— START —

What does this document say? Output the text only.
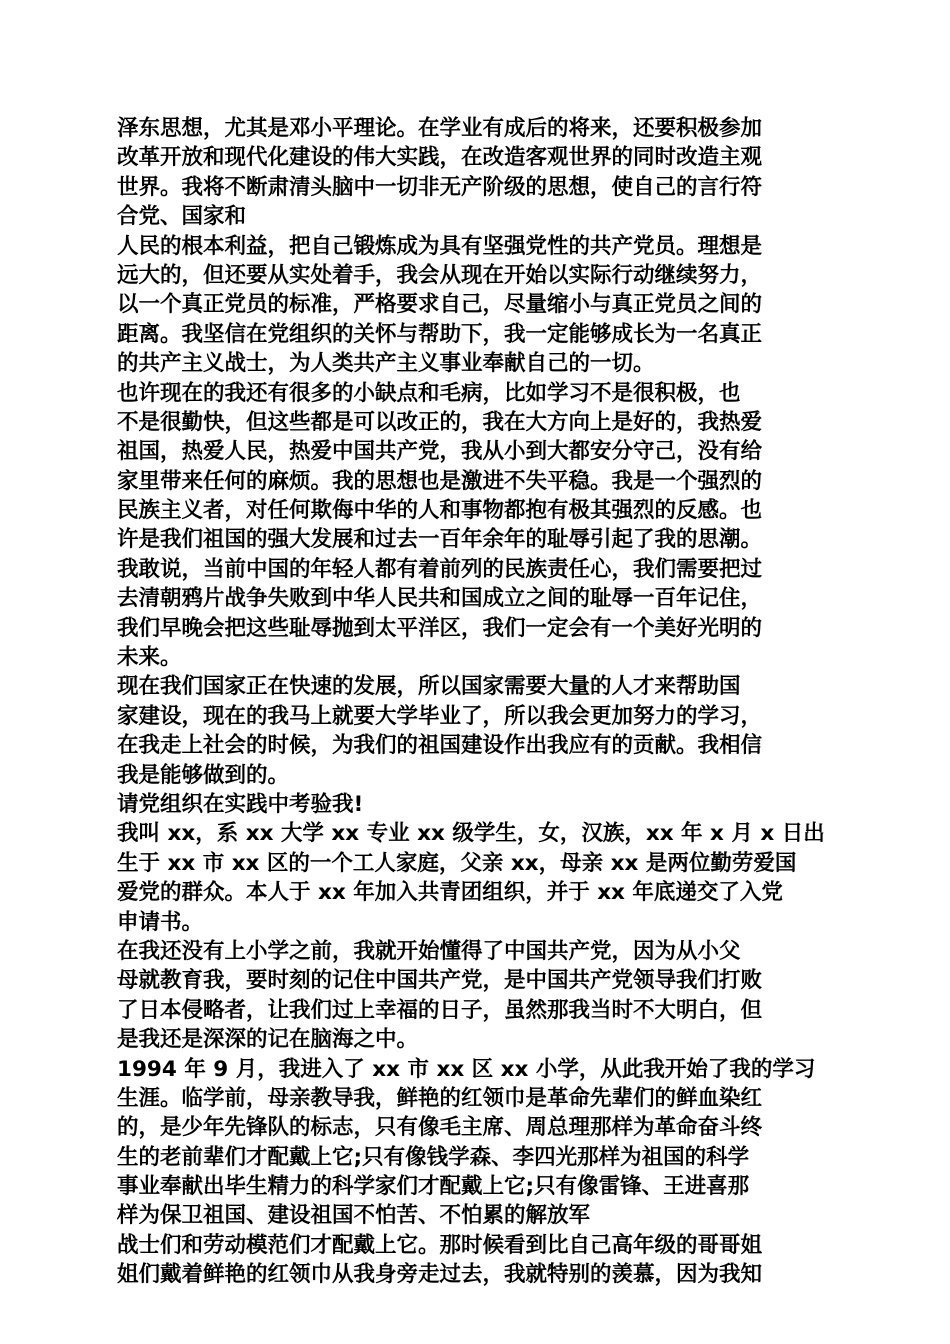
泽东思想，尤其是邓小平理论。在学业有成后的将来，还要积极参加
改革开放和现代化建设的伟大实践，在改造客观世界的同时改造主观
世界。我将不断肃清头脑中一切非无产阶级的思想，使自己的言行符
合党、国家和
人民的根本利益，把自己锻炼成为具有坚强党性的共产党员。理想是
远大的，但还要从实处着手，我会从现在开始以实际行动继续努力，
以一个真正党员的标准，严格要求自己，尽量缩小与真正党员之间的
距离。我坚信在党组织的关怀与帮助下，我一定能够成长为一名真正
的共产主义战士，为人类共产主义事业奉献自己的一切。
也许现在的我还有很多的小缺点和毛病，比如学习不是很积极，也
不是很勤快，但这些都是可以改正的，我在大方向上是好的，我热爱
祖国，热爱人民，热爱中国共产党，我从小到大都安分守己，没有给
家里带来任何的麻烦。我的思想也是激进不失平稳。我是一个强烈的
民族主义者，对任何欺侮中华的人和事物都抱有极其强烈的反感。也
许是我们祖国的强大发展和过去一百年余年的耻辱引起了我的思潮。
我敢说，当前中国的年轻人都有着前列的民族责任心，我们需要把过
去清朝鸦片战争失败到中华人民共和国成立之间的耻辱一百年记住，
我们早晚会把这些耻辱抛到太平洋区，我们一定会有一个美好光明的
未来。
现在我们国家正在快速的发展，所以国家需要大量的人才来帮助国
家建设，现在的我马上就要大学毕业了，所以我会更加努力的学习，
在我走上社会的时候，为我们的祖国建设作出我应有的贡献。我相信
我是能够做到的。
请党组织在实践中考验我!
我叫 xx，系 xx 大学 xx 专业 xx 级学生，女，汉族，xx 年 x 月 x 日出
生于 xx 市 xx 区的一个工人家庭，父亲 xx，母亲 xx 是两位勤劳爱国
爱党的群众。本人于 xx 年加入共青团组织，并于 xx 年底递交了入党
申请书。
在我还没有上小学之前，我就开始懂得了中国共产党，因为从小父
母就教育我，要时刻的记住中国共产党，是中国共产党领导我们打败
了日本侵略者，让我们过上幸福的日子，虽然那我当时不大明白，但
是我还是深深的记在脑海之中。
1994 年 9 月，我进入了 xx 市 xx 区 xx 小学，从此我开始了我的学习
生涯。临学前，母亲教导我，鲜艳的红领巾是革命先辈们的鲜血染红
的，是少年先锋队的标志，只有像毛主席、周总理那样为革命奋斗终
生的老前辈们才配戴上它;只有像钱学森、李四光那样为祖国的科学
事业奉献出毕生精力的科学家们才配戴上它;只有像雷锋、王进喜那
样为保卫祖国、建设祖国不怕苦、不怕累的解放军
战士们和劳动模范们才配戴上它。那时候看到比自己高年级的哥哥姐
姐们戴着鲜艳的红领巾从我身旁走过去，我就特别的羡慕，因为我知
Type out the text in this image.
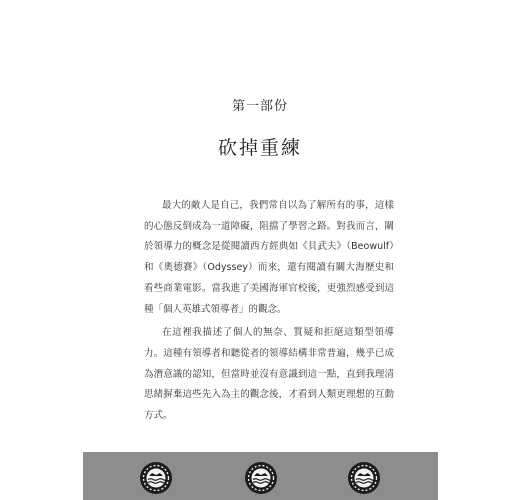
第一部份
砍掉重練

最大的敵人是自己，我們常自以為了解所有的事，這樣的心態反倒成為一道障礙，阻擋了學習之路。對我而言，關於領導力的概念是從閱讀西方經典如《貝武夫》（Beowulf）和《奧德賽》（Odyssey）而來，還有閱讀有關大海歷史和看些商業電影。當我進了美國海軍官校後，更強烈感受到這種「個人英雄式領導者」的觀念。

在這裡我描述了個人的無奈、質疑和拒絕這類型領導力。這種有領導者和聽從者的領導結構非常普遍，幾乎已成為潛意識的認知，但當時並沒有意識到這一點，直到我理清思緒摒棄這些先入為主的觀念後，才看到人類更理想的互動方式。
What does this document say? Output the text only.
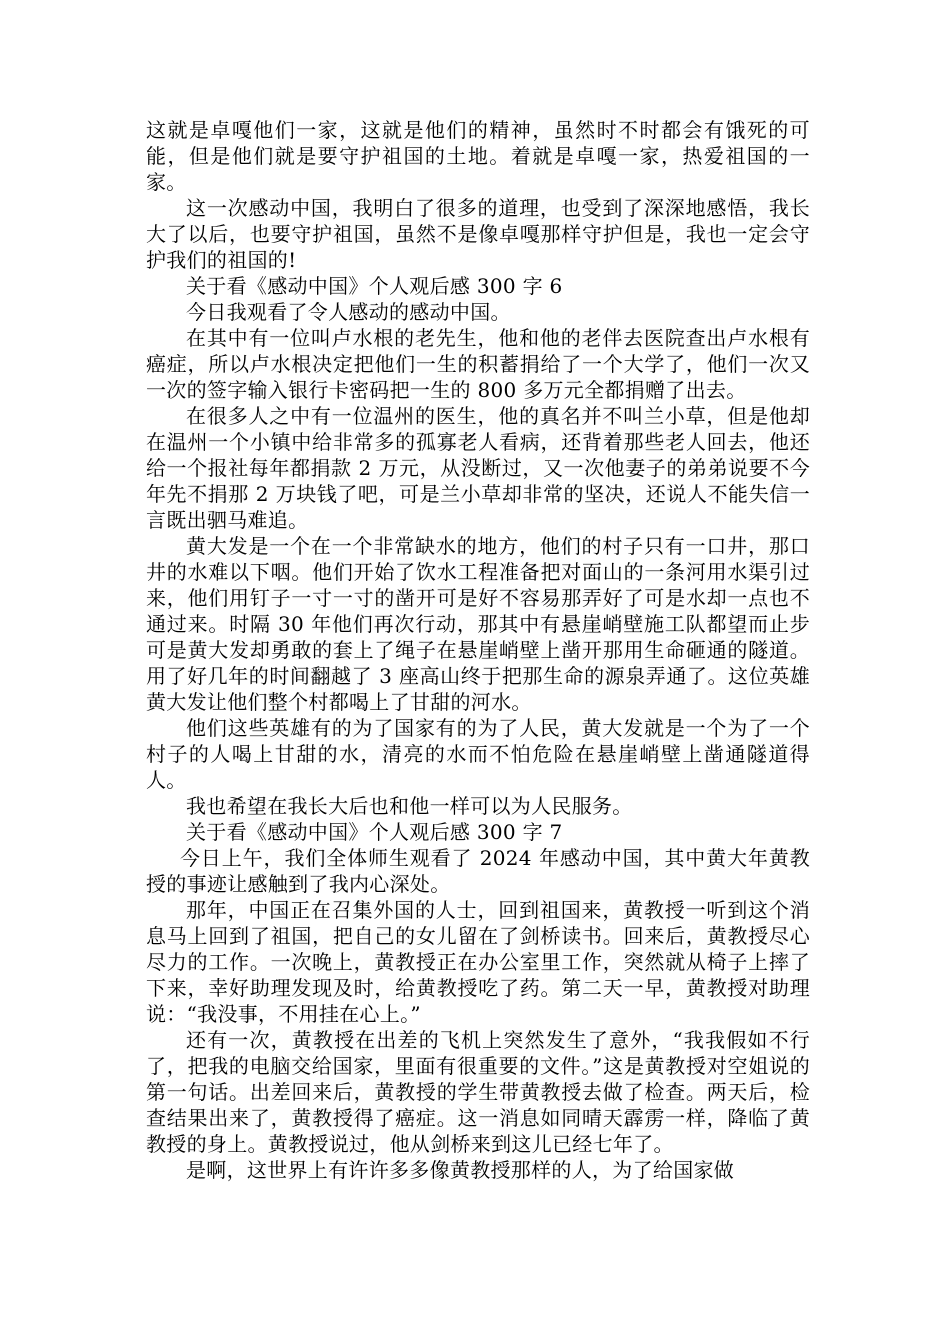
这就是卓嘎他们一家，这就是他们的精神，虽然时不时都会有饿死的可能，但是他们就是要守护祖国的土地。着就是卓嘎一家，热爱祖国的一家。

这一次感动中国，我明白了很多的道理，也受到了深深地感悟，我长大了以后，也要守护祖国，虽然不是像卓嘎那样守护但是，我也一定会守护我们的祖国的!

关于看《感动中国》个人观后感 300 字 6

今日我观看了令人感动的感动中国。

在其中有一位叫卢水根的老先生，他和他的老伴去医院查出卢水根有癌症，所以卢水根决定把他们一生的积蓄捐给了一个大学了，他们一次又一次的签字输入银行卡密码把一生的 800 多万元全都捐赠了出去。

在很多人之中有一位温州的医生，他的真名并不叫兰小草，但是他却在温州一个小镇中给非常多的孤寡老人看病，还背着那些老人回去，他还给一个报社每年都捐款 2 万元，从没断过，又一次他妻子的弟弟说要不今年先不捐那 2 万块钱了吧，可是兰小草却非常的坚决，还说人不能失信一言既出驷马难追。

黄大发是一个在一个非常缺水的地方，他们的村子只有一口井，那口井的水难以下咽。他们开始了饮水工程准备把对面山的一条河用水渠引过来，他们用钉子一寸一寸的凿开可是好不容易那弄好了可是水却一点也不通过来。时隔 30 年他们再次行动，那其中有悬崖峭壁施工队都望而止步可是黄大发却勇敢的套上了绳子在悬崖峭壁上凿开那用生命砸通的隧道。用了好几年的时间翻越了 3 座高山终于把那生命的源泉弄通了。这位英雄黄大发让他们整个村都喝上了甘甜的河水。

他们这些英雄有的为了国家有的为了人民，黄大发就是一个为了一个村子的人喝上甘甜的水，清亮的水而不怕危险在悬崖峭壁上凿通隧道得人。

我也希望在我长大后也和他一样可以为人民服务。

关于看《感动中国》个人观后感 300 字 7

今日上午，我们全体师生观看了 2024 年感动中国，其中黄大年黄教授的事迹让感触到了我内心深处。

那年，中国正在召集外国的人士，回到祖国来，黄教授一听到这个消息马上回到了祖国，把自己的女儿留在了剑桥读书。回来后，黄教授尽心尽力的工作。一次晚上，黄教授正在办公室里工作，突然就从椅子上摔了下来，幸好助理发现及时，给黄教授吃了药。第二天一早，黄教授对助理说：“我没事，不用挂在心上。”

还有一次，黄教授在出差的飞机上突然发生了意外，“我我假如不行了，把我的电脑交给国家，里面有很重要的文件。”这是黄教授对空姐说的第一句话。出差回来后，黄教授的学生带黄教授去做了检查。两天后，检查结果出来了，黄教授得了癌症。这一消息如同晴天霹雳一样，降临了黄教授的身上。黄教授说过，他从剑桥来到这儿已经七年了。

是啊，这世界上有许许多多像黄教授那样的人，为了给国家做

— END —

From the entries above, pull out each line that includes "个人观后感".

关于看《感动中国》个人观后感 300 字 6
关于看《感动中国》个人观后感 300 字 7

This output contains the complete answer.